#### THE EXERCISE
Give back all the data exactly, line by line.

########################################

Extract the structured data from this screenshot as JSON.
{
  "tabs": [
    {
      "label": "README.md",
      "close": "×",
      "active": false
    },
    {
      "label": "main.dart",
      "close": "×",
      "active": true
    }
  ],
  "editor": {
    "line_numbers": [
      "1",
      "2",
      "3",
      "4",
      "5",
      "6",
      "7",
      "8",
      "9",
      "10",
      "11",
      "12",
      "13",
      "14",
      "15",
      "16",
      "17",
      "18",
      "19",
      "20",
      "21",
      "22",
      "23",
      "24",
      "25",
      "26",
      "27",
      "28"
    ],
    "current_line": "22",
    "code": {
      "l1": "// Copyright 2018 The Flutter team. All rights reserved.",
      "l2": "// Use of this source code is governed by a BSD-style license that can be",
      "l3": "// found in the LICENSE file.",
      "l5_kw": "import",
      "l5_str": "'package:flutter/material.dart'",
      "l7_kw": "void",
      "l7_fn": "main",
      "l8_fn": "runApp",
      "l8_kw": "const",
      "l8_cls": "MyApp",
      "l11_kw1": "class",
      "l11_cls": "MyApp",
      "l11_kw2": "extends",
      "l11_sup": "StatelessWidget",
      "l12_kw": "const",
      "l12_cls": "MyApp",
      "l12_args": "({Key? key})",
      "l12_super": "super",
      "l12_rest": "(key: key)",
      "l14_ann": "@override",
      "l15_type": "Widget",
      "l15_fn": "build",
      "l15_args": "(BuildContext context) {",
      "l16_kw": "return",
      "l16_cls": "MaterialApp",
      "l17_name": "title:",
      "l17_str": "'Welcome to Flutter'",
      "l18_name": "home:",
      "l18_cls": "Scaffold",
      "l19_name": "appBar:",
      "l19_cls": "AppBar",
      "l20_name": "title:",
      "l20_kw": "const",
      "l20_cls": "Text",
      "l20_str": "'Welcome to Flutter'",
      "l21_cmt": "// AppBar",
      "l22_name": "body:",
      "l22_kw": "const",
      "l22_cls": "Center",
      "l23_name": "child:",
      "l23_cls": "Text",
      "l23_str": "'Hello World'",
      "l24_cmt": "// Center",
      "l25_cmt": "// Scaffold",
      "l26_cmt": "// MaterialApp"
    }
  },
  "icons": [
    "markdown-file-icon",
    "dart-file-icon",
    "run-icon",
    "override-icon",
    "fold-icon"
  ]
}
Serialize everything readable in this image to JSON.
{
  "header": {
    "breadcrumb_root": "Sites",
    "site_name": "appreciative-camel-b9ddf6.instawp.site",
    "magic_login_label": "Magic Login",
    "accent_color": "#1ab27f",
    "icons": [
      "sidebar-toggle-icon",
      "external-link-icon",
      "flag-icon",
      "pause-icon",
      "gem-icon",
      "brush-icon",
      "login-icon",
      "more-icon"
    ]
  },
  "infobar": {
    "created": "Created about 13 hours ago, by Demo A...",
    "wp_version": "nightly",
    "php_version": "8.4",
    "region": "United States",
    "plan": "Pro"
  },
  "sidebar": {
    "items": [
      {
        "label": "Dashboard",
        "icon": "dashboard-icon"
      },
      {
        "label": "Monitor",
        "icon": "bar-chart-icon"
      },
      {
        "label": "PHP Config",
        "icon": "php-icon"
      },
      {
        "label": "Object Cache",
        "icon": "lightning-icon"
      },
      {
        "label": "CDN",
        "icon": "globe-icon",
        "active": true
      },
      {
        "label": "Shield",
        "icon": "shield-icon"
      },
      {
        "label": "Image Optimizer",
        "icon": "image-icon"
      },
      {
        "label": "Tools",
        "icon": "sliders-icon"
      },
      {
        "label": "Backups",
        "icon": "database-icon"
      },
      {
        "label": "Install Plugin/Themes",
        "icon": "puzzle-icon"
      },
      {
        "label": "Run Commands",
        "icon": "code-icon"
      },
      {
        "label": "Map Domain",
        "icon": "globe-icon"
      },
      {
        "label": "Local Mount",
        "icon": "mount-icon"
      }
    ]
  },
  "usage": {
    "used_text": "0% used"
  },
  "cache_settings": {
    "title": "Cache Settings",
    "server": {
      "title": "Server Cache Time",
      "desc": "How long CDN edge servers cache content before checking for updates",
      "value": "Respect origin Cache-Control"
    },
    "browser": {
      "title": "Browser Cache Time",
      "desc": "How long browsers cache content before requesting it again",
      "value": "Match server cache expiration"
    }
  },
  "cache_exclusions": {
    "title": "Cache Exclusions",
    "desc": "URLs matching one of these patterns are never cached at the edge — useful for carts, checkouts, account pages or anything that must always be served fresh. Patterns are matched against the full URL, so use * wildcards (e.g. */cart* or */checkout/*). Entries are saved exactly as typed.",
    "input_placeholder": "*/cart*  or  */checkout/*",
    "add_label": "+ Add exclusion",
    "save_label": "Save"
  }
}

########################################

#### REPLY TO THE EXERCISE
Extract the structured data from this screenshot as JSON.
{
  "tabs": [
    {
      "label": "README.md",
      "close": "×",
      "active": false
    },
    {
      "label": "main.dart",
      "close": "×",
      "active": true
    }
  ],
  "editor": {
    "line_numbers": [
      "1",
      "2",
      "3",
      "4",
      "5",
      "6",
      "7",
      "8",
      "9",
      "10",
      "11",
      "12",
      "13",
      "14",
      "15",
      "16",
      "17",
      "18",
      "19",
      "20",
      "21",
      "22",
      "23",
      "24",
      "25",
      "26",
      "27",
      "28"
    ],
    "current_line": "22",
    "code": {
      "l1": "// Copyright 2018 The Flutter team. All rights reserved.",
      "l2": "// Use of this source code is governed by a BSD-style license that can be",
      "l3": "// found in the LICENSE file.",
      "l5_kw": "import",
      "l5_str": "'package:flutter/material.dart'",
      "l7_kw": "void",
      "l7_fn": "main",
      "l8_fn": "runApp",
      "l8_kw": "const",
      "l8_cls": "MyApp",
      "l11_kw1": "class",
      "l11_cls": "MyApp",
      "l11_kw2": "extends",
      "l11_sup": "StatelessWidget",
      "l12_kw": "const",
      "l12_cls": "MyApp",
      "l12_args": "({Key? key})",
      "l12_super": "super",
      "l12_rest": "(key: key)",
      "l14_ann": "@override",
      "l15_type": "Widget",
      "l15_fn": "build",
      "l15_args": "(BuildContext context) {",
      "l16_kw": "return",
      "l16_cls": "MaterialApp",
      "l17_name": "title:",
      "l17_str": "'Welcome to Flutter'",
      "l18_name": "home:",
      "l18_cls": "Scaffold",
      "l19_name": "appBar:",
      "l19_cls": "AppBar",
      "l20_name": "title:",
      "l20_kw": "const",
      "l20_cls": "Text",
      "l20_str": "'Welcome to Flutter'",
      "l21_cmt": "// AppBar",
      "l22_name": "body:",
      "l22_kw": "const",
      "l22_cls": "Center",
      "l23_name": "child:",
      "l23_cls": "Text",
      "l23_str": "'Hello World'",
      "l24_cmt": "// Center",
      "l25_cmt": "// Scaffold",
      "l26_cmt": "// MaterialApp"
    }
  },
  "icons": [
    "markdown-file-icon",
    "dart-file-icon",
    "run-icon",
    "override-icon",
    "fold-icon"
  ]
}
Serialize everything readable in this image to JSON.
{
  "header": {
    "breadcrumb_root": "Sites",
    "site_name": "appreciative-camel-b9ddf6.instawp.site",
    "magic_login_label": "Magic Login",
    "accent_color": "#1ab27f",
    "icons": [
      "sidebar-toggle-icon",
      "external-link-icon",
      "flag-icon",
      "pause-icon",
      "gem-icon",
      "brush-icon",
      "login-icon",
      "more-icon"
    ]
  },
  "infobar": {
    "created": "Created about 13 hours ago, by Demo A...",
    "wp_version": "nightly",
    "php_version": "8.4",
    "region": "United States",
    "plan": "Pro"
  },
  "sidebar": {
    "items": [
      {
        "label": "Dashboard",
        "icon": "dashboard-icon"
      },
      {
        "label": "Monitor",
        "icon": "bar-chart-icon"
      },
      {
        "label": "PHP Config",
        "icon": "php-icon"
      },
      {
        "label": "Object Cache",
        "icon": "lightning-icon"
      },
      {
        "label": "CDN",
        "icon": "globe-icon",
        "active": true
      },
      {
        "label": "Shield",
        "icon": "shield-icon"
      },
      {
        "label": "Image Optimizer",
        "icon": "image-icon"
      },
      {
        "label": "Tools",
        "icon": "sliders-icon"
      },
      {
        "label": "Backups",
        "icon": "database-icon"
      },
      {
        "label": "Install Plugin/Themes",
        "icon": "puzzle-icon"
      },
      {
        "label": "Run Commands",
        "icon": "code-icon"
      },
      {
        "label": "Map Domain",
        "icon": "globe-icon"
      },
      {
        "label": "Local Mount",
        "icon": "mount-icon"
      }
    ]
  },
  "usage": {
    "used_text": "0% used"
  },
  "cache_settings": {
    "title": "Cache Settings",
    "server": {
      "title": "Server Cache Time",
      "desc": "How long CDN edge servers cache content before checking for updates",
      "value": "Respect origin Cache-Control"
    },
    "browser": {
      "title": "Browser Cache Time",
      "desc": "How long browsers cache content before requesting it again",
      "value": "Match server cache expiration"
    }
  },
  "cache_exclusions": {
    "title": "Cache Exclusions",
    "desc": "URLs matching one of these patterns are never cached at the edge — useful for carts, checkouts, account pages or anything that must always be served fresh. Patterns are matched against the full URL, so use * wildcards (e.g. */cart* or */checkout/*). Entries are saved exactly as typed.",
    "input_placeholder": "*/cart*  or  */checkout/*",
    "add_label": "+ Add exclusion",
    "save_label": "Save"
  }
}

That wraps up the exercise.